• **EXERCISE PROMPT**
Return each line of the records holding the string "capacitor".

(Dataset items)
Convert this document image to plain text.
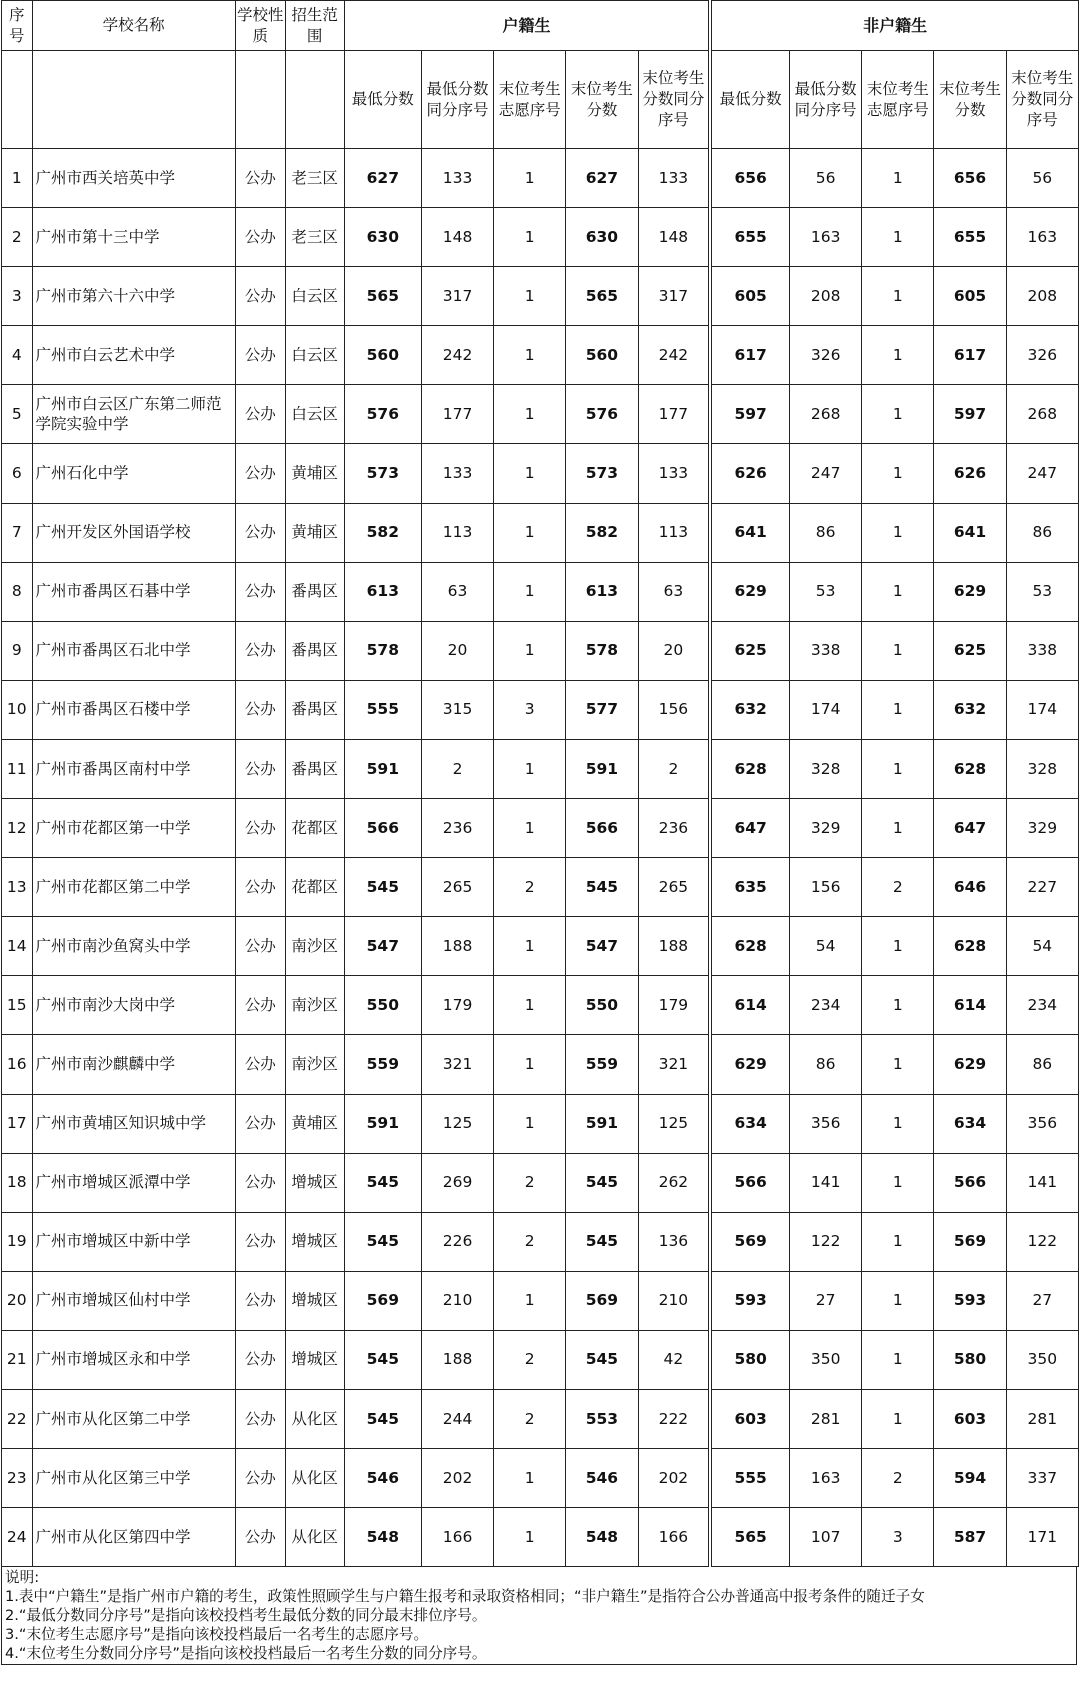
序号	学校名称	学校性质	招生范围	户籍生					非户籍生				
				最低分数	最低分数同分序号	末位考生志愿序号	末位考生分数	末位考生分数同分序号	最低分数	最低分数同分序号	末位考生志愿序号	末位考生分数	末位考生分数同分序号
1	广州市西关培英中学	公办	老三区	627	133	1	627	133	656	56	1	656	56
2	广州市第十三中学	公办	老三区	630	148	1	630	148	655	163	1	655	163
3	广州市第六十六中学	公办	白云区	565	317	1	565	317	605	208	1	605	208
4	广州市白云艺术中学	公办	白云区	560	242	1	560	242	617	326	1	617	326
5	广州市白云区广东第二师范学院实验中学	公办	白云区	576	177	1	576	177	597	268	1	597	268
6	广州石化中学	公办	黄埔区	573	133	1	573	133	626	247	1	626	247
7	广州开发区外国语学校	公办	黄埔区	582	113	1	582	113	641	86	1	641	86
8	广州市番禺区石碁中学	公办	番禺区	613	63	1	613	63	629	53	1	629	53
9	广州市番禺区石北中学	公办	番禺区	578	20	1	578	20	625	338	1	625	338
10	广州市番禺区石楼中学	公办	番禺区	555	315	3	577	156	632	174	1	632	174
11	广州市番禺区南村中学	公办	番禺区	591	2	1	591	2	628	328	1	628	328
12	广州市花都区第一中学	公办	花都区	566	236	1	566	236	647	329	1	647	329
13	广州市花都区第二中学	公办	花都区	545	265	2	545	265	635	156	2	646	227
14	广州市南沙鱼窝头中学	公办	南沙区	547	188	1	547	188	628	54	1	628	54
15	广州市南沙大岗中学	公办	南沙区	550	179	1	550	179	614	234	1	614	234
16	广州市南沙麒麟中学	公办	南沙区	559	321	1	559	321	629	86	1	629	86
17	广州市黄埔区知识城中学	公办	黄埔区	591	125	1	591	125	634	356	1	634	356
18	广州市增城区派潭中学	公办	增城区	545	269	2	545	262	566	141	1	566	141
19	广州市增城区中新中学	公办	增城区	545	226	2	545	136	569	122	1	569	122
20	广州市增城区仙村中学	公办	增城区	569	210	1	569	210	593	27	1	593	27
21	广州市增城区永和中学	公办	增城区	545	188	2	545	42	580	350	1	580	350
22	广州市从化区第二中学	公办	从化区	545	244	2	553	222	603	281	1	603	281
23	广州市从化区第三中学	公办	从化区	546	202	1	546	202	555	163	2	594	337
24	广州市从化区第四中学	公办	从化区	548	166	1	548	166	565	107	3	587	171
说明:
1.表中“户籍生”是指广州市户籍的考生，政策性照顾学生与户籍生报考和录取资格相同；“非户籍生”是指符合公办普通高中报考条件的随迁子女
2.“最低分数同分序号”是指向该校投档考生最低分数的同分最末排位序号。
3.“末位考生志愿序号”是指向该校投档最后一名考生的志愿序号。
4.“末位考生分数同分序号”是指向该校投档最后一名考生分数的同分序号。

==

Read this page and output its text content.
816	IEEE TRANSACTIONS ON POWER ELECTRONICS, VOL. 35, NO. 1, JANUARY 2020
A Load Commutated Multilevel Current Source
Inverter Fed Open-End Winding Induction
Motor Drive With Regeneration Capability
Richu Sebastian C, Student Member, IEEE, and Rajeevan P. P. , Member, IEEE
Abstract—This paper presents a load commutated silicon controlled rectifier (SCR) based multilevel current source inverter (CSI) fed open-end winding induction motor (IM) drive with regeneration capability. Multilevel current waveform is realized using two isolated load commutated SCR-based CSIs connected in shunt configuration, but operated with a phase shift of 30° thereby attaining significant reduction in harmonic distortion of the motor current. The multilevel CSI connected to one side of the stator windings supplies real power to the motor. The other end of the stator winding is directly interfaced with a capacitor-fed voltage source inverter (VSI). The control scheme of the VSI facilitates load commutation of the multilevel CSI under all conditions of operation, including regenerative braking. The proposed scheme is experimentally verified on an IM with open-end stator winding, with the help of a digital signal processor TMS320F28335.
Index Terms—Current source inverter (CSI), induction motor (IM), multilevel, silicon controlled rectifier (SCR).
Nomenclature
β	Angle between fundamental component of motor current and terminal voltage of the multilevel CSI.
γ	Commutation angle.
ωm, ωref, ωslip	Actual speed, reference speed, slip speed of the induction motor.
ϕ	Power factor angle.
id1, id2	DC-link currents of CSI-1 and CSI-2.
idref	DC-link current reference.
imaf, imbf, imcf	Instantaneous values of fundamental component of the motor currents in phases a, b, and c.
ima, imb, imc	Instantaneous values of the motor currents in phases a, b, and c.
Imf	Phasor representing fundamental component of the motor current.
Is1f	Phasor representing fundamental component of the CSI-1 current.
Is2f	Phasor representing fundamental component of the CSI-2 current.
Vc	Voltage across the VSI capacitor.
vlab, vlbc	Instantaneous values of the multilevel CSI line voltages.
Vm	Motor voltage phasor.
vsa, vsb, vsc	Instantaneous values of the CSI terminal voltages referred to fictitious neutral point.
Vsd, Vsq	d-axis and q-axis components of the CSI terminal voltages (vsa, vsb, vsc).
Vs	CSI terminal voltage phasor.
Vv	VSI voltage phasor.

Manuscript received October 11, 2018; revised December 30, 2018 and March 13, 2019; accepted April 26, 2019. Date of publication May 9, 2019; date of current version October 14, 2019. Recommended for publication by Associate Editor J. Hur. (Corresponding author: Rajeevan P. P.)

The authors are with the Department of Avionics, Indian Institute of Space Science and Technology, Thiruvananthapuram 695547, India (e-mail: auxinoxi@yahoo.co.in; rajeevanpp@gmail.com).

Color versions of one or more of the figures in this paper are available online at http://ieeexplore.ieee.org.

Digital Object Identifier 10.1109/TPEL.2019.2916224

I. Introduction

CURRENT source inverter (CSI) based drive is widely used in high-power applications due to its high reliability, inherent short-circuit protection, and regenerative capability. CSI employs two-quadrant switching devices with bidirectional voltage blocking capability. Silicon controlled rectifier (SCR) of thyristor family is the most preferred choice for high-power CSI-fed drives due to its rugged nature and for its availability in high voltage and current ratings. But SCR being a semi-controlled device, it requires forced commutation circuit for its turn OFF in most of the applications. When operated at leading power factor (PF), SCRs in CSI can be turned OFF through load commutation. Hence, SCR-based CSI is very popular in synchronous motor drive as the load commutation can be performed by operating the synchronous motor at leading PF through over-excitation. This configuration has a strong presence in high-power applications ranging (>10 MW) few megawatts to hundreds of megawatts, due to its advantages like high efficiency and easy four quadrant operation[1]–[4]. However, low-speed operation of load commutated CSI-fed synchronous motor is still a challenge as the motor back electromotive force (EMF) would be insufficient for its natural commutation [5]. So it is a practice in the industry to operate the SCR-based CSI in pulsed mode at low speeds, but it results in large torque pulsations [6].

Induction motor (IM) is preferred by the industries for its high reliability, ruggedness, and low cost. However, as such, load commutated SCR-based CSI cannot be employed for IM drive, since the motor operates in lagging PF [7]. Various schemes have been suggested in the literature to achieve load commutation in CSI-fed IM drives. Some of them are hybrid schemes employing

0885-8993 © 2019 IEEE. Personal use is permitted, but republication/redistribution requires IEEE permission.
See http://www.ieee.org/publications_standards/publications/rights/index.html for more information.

• **SOLUTION TO THIS EXERCISE**
Abstract—This paper presents a load commutated silicon controlled rectifier (SCR) based multilevel current source inverter (CSI) fed open-end winding induction motor (IM) drive with regeneration capability. Multilevel current waveform is realized using two isolated load commutated SCR-based CSIs connected in shunt configuration, but operated with a phase shift of 30° thereby attaining significant reduction in harmonic distortion of the motor current. The multilevel CSI connected to one side of the stator windings supplies real power to the motor. The other end of the stator winding is directly interfaced with a capacitor-fed voltage source inverter (VSI). The control scheme of the VSI facilitates load commutation of the multilevel CSI under all conditions of operation, including regenerative braking. The proposed scheme is experimentally verified on an IM with open-end stator winding, with the help of a digital signal processor TMS320F28335.
Vc	Voltage across the VSI capacitor.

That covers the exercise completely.